**Required task:**
Look through the data below. Show each line where the string "title" occurs.
++++ Material to process ++++
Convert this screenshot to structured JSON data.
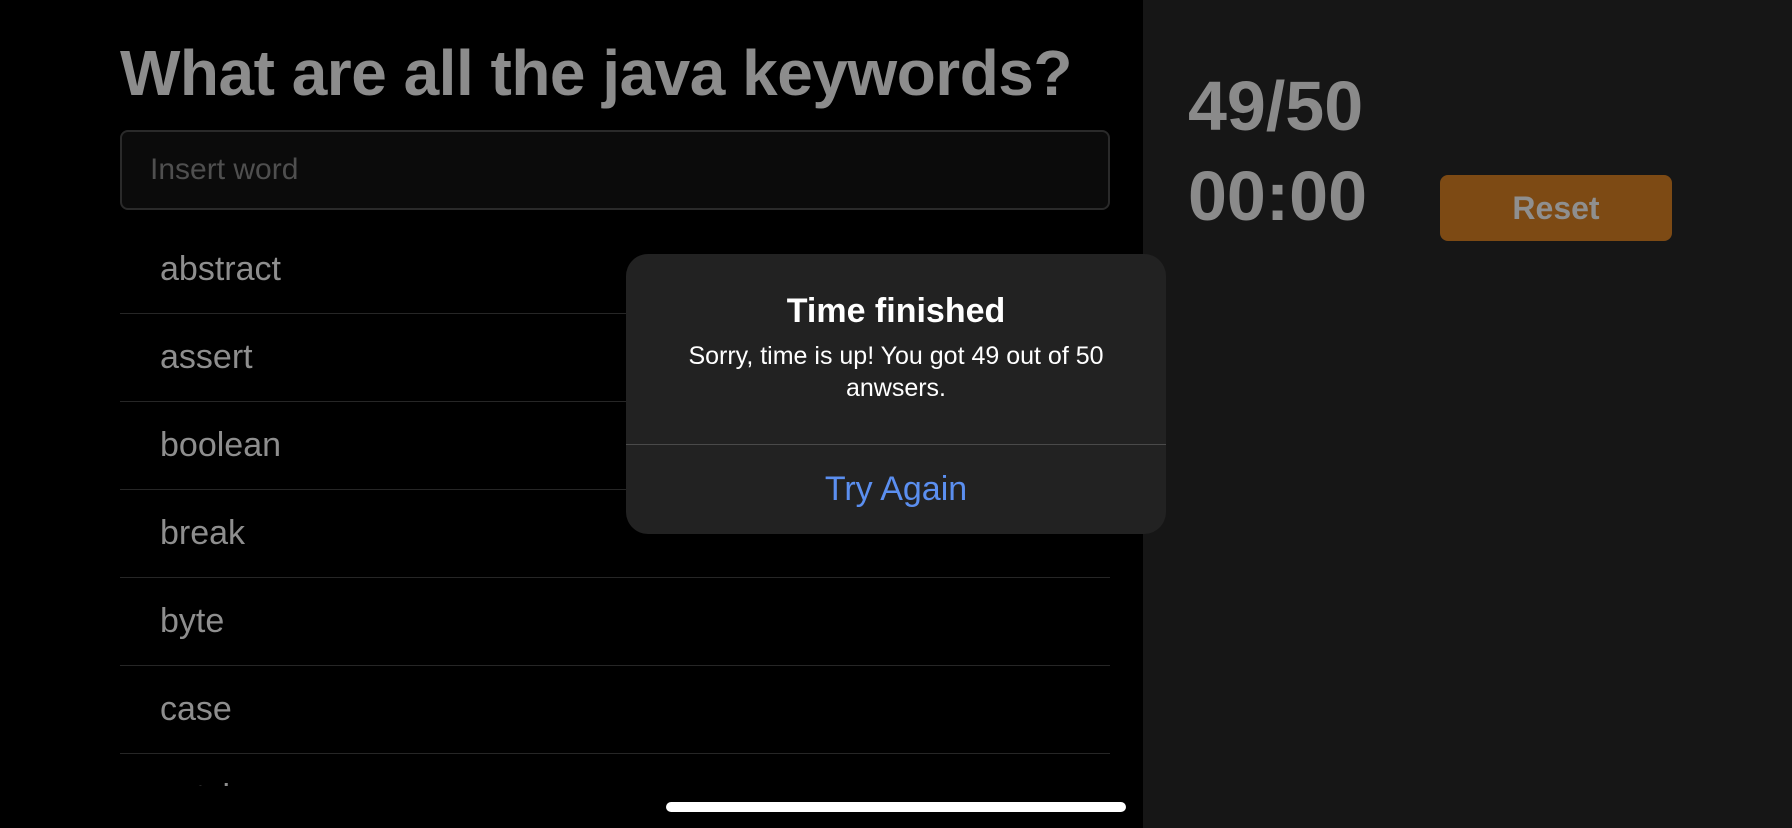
{
  "header": {
    "title": "What are all the java keywords?"
  },
  "search": {
    "placeholder": "Insert word",
    "value": ""
  },
  "words": [
    "abstract",
    "assert",
    "boolean",
    "break",
    "byte",
    "case",
    "catch"
  ],
  "stats": {
    "score": "49/50",
    "timer": "00:00"
  },
  "controls": {
    "reset_label": "Reset"
  },
  "alert": {
    "title": "Time finished",
    "message": "Sorry, time is up! You got 49 out of 50 anwsers.",
    "action_label": "Try Again"
  },
  "colors": {
    "accent_orange": "#7d4a14",
    "link_blue": "#5b8ff0",
    "background_left": "#000000",
    "background_right": "#161616"
  }
}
++++
**The output:**
    "title": "What are all the java keywords?"
    "title": "Time finished",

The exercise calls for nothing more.